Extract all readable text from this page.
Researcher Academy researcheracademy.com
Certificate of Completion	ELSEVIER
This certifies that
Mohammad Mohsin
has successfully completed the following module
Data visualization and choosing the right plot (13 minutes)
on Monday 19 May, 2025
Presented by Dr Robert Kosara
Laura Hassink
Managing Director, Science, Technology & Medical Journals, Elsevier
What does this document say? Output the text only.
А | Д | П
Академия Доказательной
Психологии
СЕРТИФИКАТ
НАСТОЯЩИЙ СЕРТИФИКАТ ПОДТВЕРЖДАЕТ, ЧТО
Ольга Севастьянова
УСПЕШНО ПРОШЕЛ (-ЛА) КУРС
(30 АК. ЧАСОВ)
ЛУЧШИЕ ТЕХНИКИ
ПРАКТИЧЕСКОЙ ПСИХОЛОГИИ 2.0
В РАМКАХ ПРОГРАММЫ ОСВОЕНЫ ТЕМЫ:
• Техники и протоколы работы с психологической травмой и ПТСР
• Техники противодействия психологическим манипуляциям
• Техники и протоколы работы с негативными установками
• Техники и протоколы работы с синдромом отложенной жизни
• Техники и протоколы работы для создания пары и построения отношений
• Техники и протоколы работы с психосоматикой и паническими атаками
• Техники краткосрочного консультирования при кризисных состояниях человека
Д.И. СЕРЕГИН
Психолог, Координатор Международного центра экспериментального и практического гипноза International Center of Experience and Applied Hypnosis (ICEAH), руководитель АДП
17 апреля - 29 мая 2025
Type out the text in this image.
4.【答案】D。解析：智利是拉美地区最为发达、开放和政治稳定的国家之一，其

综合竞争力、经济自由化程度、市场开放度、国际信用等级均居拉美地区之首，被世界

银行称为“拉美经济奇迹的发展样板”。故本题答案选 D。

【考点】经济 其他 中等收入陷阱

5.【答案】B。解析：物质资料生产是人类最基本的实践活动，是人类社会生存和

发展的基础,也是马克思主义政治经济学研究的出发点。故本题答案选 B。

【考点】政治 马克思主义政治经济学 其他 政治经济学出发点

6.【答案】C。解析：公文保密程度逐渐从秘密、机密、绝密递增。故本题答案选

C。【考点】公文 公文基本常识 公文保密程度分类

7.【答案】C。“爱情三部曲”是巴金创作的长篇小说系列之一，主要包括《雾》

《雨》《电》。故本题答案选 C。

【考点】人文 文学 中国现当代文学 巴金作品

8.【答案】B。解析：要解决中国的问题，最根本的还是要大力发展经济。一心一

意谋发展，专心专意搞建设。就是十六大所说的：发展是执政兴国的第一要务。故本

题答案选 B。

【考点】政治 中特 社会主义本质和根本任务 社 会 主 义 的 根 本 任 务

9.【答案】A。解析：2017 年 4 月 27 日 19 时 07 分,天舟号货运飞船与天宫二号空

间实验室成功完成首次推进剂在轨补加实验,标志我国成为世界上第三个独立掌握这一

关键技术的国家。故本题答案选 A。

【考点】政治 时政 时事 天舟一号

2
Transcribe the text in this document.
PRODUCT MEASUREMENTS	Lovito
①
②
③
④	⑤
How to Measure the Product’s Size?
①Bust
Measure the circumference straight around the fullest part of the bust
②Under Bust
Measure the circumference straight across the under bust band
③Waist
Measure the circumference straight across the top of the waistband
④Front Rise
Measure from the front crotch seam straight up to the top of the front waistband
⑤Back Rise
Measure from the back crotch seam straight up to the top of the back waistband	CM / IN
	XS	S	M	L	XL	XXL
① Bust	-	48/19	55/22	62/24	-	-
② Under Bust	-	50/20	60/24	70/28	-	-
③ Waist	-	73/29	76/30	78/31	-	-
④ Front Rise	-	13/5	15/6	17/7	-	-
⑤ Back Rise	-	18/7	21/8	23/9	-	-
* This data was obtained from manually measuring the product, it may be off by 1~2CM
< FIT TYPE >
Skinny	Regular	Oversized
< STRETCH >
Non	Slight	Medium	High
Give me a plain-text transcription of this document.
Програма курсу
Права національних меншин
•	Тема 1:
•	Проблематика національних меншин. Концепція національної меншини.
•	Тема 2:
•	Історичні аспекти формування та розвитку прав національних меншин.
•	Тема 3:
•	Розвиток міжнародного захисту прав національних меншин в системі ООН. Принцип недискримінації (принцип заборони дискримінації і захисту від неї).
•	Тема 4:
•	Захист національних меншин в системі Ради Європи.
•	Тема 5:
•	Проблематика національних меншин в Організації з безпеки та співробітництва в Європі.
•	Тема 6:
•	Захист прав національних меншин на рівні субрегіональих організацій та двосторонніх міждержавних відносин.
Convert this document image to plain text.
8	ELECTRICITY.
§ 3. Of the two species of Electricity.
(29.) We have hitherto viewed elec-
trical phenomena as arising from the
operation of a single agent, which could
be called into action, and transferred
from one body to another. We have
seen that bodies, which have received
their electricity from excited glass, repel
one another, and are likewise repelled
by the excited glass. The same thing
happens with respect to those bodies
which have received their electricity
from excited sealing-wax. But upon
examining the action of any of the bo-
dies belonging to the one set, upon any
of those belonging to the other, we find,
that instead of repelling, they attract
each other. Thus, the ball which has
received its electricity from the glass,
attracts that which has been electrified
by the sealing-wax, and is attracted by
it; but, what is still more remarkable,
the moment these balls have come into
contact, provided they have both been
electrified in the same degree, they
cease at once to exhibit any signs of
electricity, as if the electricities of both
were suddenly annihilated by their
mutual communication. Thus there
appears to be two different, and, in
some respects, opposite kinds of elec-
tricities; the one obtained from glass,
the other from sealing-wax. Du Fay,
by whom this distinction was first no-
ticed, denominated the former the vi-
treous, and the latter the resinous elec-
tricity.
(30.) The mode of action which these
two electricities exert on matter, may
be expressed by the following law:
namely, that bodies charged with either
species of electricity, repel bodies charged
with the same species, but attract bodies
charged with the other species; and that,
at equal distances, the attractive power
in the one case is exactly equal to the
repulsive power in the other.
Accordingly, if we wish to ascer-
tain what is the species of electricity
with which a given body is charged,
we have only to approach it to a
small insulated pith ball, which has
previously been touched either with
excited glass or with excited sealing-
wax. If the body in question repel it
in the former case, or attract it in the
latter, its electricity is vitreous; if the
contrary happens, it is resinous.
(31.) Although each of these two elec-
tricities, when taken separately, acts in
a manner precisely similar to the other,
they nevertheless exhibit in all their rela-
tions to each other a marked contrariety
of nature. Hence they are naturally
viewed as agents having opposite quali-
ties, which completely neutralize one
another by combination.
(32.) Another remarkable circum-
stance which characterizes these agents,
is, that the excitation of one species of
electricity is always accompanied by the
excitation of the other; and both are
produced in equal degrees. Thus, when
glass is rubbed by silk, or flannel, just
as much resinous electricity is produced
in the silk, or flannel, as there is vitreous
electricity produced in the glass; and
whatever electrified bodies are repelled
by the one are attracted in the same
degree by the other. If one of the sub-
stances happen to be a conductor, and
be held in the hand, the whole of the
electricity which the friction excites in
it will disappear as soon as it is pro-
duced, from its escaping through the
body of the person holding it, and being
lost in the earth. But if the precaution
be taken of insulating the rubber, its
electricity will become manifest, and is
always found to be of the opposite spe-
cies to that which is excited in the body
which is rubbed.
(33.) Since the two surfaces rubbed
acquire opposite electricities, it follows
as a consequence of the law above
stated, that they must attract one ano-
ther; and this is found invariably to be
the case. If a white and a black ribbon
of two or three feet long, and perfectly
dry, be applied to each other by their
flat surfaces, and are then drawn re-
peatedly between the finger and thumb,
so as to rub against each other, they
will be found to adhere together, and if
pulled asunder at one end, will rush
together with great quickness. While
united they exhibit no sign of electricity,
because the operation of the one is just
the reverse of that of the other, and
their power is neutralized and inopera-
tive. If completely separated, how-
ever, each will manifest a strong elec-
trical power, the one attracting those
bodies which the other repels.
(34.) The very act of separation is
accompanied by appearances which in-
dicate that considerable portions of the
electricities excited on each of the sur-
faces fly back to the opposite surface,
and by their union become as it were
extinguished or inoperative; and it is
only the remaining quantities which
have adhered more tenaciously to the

-------------------------

| YOUR TASK |
Which lines hold the word "waistband"? Copy every one of them.

| PROBLEM SOLUTION |
Measure the circumference straight across the top of the waistband
Measure from the front crotch seam straight up to the top of the front waistband
Measure from the back crotch seam straight up to the top of the back waistband	CM / IN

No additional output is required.